● **Trecho selecionado**:

========

Em decisão inovadora, pais conquistam adoção póstuma de jovem que deixou bens

Um casal conseguiu, em abril, o reconhecimento de adoção póstuma de um jovem que deixou bens a serem inventariados. Os pais adotivos cuidaram do rapaz desde bebê e passaram a conviver integralmente com o menino aos 8 anos de idade, quando ele foi definitivamente entregue pelos pais biológicos. A decisão é da 2ª Vara de Família e Sucessões de Araçatuba, no interior de São Paulo.

O pai biológico contestou o pleito, pedindo a improcedência da ação de adoção póstuma sob a alegação de mero interesse financeiro, já que o casal dispôs de 27 anos para requerer o pleito e não o fizeram. A mãe biológica, por sua vez, foi favorável ao pedido dos autores, ressaltando que eles deram “muito amor” ao filho e que era desejo do rapaz ser adotado pelos requerentes.

O magistrado atentou à peculiaridade do caso, que carece de construção jurisprudencial pelo fato do adotando estar morto. O Estatuto da Criança e do Adolescente – ECA trata da adoção póstuma quando morre aquele que fez o pedido de adoção. Já o Superior Tribunal de Justiça – STJ alargou a matéria para admitir propositura de ações post mortem com o adotante já falecido, desde que comprovado o vínculo.

Decisão privilegiou vínculos de afeto

Documentos e testemunhas comprovaram o vínculo afetivo entre os autores e o jovem morto, com reconhecimento mútuo enquanto pais e filho. Para o juiz Fernando Moreira, vice-presidente da Comissão de Adoção do Instituto Brasileiro de Direito de Família – IBDFAM, a decisão foi irretocável.

“Privilegiou uma situação existencial consolidada no tempo em detrimento de uma discussão meramente patrimonial. Assegurou a situação de fato da filiação em contraposição à formalidade do ato. Mostrou que existe pluralidade de arranjos familiares, constituídos pelo afeto e com igual hierarquia, que extrapolam vínculos sanguíneos. Por fim, fez valer a solidariedade nas relações familiares, beneficiando, patrimonialmente, aqueles pais que efetivamente cuidaram do filho ao longo da vida”, elogia o magistrado.

Ele explica que o ECA, em seu artigo 42, §6º, prevê a possibilidade de continuidade do processo de adoção quando os adotantes falecerem no curso do processo, desde que haja inequívoca manifestação de vontade em concluir a adoção. Já o STJ, em diversas oportunidades, tem alargado a hipótese legal para permitir a adoção mesmo antes do início do processo, desde que seja inequívoca a vontade de adotar e se siga as mesmas regras de comprovação da filiação socioafetiva: tratamento do adotando como filho e conhecimento público dessa condição (REsp 1326728/RS).

“A decisão do magistrado de Araçatuba, de forma inovadora, tomou por base essas mesmas regras (do ECA e do STJ) para permitir a adoção após a morte do adotando”, acrescenta Fernando.

========

● **Solicitação 1**: Reproduza fielmente, do texto sobre a adoção póstuma, a passagem que vai de "Em decisão inovadora, pais" até "de São Paulo.".
● **Solicitação 2**: De acordo com o texto sobre a adoção póstuma, qual vara proferiu a decisão?

● **Dados fornecidos**:
========

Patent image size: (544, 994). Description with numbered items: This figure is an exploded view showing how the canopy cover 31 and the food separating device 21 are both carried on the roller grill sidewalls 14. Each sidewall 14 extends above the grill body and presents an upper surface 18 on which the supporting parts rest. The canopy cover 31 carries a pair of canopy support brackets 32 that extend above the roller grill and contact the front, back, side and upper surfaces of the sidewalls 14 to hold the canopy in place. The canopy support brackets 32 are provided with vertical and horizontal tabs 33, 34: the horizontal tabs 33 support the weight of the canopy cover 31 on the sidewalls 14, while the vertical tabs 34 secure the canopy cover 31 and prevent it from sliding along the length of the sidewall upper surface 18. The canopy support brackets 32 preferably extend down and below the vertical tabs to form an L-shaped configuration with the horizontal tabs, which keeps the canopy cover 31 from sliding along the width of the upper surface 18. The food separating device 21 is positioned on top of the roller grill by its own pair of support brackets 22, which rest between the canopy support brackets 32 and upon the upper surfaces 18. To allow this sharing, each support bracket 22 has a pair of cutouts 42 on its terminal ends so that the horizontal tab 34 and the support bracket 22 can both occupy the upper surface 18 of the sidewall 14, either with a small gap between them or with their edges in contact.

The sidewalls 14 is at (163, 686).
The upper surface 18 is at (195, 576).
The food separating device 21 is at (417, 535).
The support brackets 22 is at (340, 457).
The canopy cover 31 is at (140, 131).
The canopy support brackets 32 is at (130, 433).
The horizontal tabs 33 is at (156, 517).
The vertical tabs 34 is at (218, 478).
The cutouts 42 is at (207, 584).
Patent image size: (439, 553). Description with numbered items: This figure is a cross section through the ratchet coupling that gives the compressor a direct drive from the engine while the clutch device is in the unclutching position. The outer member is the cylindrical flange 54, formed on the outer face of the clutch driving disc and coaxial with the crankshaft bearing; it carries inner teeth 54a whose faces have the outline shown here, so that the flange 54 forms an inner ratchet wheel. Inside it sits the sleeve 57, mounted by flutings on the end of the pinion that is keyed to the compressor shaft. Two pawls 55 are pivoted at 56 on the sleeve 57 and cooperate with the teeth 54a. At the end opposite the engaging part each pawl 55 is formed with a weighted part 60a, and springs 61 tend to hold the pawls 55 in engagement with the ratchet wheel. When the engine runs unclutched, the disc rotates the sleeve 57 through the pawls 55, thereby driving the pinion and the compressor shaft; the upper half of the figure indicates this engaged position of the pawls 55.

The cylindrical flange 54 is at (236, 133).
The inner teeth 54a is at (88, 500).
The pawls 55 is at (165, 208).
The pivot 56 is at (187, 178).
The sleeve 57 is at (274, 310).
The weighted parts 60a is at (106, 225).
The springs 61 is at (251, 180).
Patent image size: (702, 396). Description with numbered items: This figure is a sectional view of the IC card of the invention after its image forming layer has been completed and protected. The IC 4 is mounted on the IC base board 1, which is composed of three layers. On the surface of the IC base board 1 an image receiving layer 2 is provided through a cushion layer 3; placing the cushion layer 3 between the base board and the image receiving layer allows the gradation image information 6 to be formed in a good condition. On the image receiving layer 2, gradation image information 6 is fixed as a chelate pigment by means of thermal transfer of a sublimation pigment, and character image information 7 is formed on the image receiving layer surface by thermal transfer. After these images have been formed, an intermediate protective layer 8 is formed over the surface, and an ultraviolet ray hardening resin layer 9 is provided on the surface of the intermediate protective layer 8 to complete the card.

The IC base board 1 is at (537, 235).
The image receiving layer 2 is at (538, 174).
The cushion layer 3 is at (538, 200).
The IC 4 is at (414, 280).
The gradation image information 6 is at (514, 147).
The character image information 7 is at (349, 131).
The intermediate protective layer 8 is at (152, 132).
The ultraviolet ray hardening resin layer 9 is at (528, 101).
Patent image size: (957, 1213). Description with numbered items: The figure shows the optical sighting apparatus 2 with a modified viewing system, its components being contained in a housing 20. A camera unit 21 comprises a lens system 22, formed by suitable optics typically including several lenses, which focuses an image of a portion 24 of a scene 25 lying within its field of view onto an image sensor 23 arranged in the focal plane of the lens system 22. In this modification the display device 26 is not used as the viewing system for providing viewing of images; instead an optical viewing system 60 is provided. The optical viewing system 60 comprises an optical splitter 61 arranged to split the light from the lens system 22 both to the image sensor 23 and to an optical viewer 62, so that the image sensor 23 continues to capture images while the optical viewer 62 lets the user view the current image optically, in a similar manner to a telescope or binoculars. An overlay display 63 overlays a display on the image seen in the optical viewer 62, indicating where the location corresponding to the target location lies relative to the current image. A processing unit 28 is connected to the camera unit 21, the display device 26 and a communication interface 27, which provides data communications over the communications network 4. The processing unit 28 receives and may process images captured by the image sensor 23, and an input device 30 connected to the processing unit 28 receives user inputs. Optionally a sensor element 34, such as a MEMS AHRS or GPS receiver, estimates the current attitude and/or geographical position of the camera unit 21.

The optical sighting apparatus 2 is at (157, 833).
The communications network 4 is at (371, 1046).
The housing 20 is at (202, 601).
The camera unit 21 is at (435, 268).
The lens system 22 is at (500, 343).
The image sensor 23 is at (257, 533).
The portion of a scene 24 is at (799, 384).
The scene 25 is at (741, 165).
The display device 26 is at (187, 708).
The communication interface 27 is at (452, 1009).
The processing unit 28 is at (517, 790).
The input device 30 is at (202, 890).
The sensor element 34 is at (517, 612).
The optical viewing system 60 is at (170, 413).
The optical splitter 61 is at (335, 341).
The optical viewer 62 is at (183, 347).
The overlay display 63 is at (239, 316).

========

● **Resultado final 1**:
Em decisão inovadora, pais conquistam adoção póstuma de jovem que deixou bens

Um casal conseguiu, em abril, o reconhecimento de adoção póstuma de um jovem que deixou bens a serem inventariados. Os pais adotivos cuidaram do rapaz desde bebê e passaram a conviver integralmente com o menino aos 8 anos de idade, quando ele foi definitivamente entregue pelos pais biológicos. A decisão é da 2ª Vara de Família e Sucessões de Araçatuba, no interior de São Paulo.

● **Resultado final 2**: A 2ª Vara de Família e Sucessões de Araçatuba, no interior de São Paulo.